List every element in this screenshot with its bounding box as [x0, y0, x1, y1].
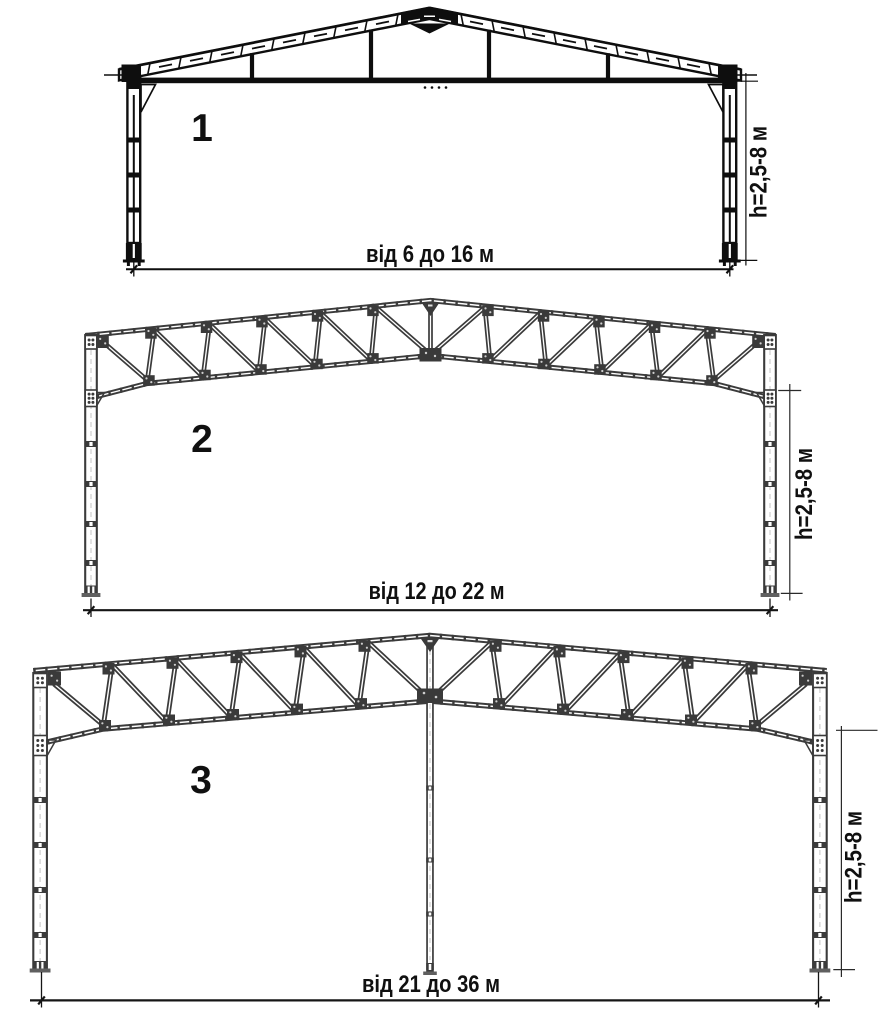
svg-text:2: 2 — [191, 418, 213, 461]
svg-text:від 12 до 22 м: від 12 до 22 м — [369, 578, 505, 605]
svg-text:h=2,5-8 м: h=2,5-8 м — [791, 448, 818, 540]
svg-text:1: 1 — [191, 107, 213, 150]
svg-text:3: 3 — [190, 759, 212, 802]
svg-text:від 6 до 16 м: від 6 до 16 м — [366, 241, 494, 268]
svg-text:від 21 до 36 м: від 21 до 36 м — [362, 971, 500, 998]
svg-text:h=2,5-8 м: h=2,5-8 м — [841, 811, 868, 903]
svg-text:h=2,5-8 м: h=2,5-8 м — [746, 126, 773, 218]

TASK OBJECTIVE | Please return, unchanged, the part of the material that opens with the line containing "svg-text:2: 2 — [191, 418, 213, 461]" and closes with the line containing "svg-text:h=2,5-8 м: h=2,5-8 м — [841, 811, 868, 903]", keeping both of those lines.

WRITTEN SOLUTION |
svg-text:2: 2 — [191, 418, 213, 461]
svg-text:від 12 до 22 м: від 12 до 22 м — [369, 578, 505, 605]
svg-text:h=2,5-8 м: h=2,5-8 м — [791, 448, 818, 540]
svg-text:1: 1 — [191, 107, 213, 150]
svg-text:3: 3 — [190, 759, 212, 802]
svg-text:від 6 до 16 м: від 6 до 16 м — [366, 241, 494, 268]
svg-text:від 21 до 36 м: від 21 до 36 м — [362, 971, 500, 998]
svg-text:h=2,5-8 м: h=2,5-8 м — [841, 811, 868, 903]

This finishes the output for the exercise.